─── DATA EXTRACT
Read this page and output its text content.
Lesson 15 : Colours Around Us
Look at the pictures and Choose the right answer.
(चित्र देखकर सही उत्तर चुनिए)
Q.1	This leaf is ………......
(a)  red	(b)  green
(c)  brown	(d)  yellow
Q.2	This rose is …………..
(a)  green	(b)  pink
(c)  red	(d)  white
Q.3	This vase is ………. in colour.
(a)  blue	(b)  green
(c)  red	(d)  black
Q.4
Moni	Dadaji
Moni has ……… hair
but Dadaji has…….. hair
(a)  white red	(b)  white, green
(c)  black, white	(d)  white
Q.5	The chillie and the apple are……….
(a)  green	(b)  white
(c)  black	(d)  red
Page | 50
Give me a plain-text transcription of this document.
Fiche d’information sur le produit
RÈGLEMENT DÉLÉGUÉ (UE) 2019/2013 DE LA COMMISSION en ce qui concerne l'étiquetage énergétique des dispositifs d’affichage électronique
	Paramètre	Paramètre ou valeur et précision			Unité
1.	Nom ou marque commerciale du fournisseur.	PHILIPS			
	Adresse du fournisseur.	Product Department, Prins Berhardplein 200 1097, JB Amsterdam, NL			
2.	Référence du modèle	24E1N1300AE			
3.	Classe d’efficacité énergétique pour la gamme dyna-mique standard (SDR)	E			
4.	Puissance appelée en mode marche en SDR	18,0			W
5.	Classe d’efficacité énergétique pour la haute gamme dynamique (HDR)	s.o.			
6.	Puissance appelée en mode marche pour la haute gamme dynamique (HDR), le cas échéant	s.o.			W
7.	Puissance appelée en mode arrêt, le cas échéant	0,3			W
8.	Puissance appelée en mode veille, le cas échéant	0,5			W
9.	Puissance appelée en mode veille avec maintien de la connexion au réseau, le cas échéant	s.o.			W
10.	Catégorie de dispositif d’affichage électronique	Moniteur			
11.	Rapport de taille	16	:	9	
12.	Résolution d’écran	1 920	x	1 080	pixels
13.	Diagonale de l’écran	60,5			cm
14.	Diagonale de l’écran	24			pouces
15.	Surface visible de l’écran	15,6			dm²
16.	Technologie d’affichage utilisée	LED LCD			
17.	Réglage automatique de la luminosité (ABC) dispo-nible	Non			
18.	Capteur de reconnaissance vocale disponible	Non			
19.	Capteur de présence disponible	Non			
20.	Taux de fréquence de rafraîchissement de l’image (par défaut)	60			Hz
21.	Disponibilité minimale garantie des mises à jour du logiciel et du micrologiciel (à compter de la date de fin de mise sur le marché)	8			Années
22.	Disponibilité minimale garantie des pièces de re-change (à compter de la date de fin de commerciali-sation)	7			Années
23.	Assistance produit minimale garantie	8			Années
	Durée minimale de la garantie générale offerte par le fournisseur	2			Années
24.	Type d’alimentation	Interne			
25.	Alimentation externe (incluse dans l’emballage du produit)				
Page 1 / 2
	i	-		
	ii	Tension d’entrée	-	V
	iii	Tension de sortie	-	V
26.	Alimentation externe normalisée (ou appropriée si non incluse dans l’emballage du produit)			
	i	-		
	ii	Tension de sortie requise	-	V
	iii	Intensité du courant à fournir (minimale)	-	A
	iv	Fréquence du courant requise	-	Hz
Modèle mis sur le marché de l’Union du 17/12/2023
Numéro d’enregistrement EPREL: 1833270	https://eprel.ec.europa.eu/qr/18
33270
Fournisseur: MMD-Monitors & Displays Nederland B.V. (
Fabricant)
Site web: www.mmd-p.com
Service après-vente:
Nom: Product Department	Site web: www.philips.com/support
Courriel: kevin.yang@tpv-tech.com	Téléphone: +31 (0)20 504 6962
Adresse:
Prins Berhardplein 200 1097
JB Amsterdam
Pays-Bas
──────
* _TO BE DONE_:
Each entry must be reproduced verbatim.

* _THE RESULT_:
Read this page and output its text content.
Lesson 15 : Colours Around Us
Look at the pictures and Choose the right answer.
(चित्र देखकर सही उत्तर चुनिए)
Q.1	This leaf is ………......
(a)  red	(b)  green
(c)  brown	(d)  yellow
Q.2	This rose is …………..
(a)  green	(b)  pink
(c)  red	(d)  white
Q.3	This vase is ………. in colour.
(a)  blue	(b)  green
(c)  red	(d)  black
Q.4
Moni	Dadaji
Moni has ……… hair
but Dadaji has…….. hair
(a)  white red	(b)  white, green
(c)  black, white	(d)  white
Q.5	The chillie and the apple are……….
(a)  green	(b)  white
(c)  black	(d)  red
Page | 50
Give me a plain-text transcription of this document.
Fiche d’information sur le produit
RÈGLEMENT DÉLÉGUÉ (UE) 2019/2013 DE LA COMMISSION en ce qui concerne l'étiquetage énergétique des dispositifs d’affichage électronique
	Paramètre	Paramètre ou valeur et précision			Unité
1.	Nom ou marque commerciale du fournisseur.	PHILIPS			
	Adresse du fournisseur.	Product Department, Prins Berhardplein 200 1097, JB Amsterdam, NL			
2.	Référence du modèle	24E1N1300AE			
3.	Classe d’efficacité énergétique pour la gamme dyna-mique standard (SDR)	E			
4.	Puissance appelée en mode marche en SDR	18,0			W
5.	Classe d’efficacité énergétique pour la haute gamme dynamique (HDR)	s.o.			
6.	Puissance appelée en mode marche pour la haute gamme dynamique (HDR), le cas échéant	s.o.			W
7.	Puissance appelée en mode arrêt, le cas échéant	0,3			W
8.	Puissance appelée en mode veille, le cas échéant	0,5			W
9.	Puissance appelée en mode veille avec maintien de la connexion au réseau, le cas échéant	s.o.			W
10.	Catégorie de dispositif d’affichage électronique	Moniteur			
11.	Rapport de taille	16	:	9	
12.	Résolution d’écran	1 920	x	1 080	pixels
13.	Diagonale de l’écran	60,5			cm
14.	Diagonale de l’écran	24			pouces
15.	Surface visible de l’écran	15,6			dm²
16.	Technologie d’affichage utilisée	LED LCD			
17.	Réglage automatique de la luminosité (ABC) dispo-nible	Non			
18.	Capteur de reconnaissance vocale disponible	Non			
19.	Capteur de présence disponible	Non			
20.	Taux de fréquence de rafraîchissement de l’image (par défaut)	60			Hz
21.	Disponibilité minimale garantie des mises à jour du logiciel et du micrologiciel (à compter de la date de fin de mise sur le marché)	8			Années
22.	Disponibilité minimale garantie des pièces de re-change (à compter de la date de fin de commerciali-sation)	7			Années
23.	Assistance produit minimale garantie	8			Années
	Durée minimale de la garantie générale offerte par le fournisseur	2			Années
24.	Type d’alimentation	Interne			
25.	Alimentation externe (incluse dans l’emballage du produit)				
Page 1 / 2
	i	-		
	ii	Tension d’entrée	-	V
	iii	Tension de sortie	-	V
26.	Alimentation externe normalisée (ou appropriée si non incluse dans l’emballage du produit)			
	i	-		
	ii	Tension de sortie requise	-	V
	iii	Intensité du courant à fournir (minimale)	-	A
	iv	Fréquence du courant requise	-	Hz
Modèle mis sur le marché de l’Union du 17/12/2023
Numéro d’enregistrement EPREL: 1833270	https://eprel.ec.europa.eu/qr/18
33270
Fournisseur: MMD-Monitors & Displays Nederland B.V. (
Fabricant)
Site web: www.mmd-p.com
Service après-vente:
Nom: Product Department	Site web: www.philips.com/support
Courriel: kevin.yang@tpv-tech.com	Téléphone: +31 (0)20 504 6962
Adresse:
Prins Berhardplein 200 1097
JB Amsterdam
Pays-Bas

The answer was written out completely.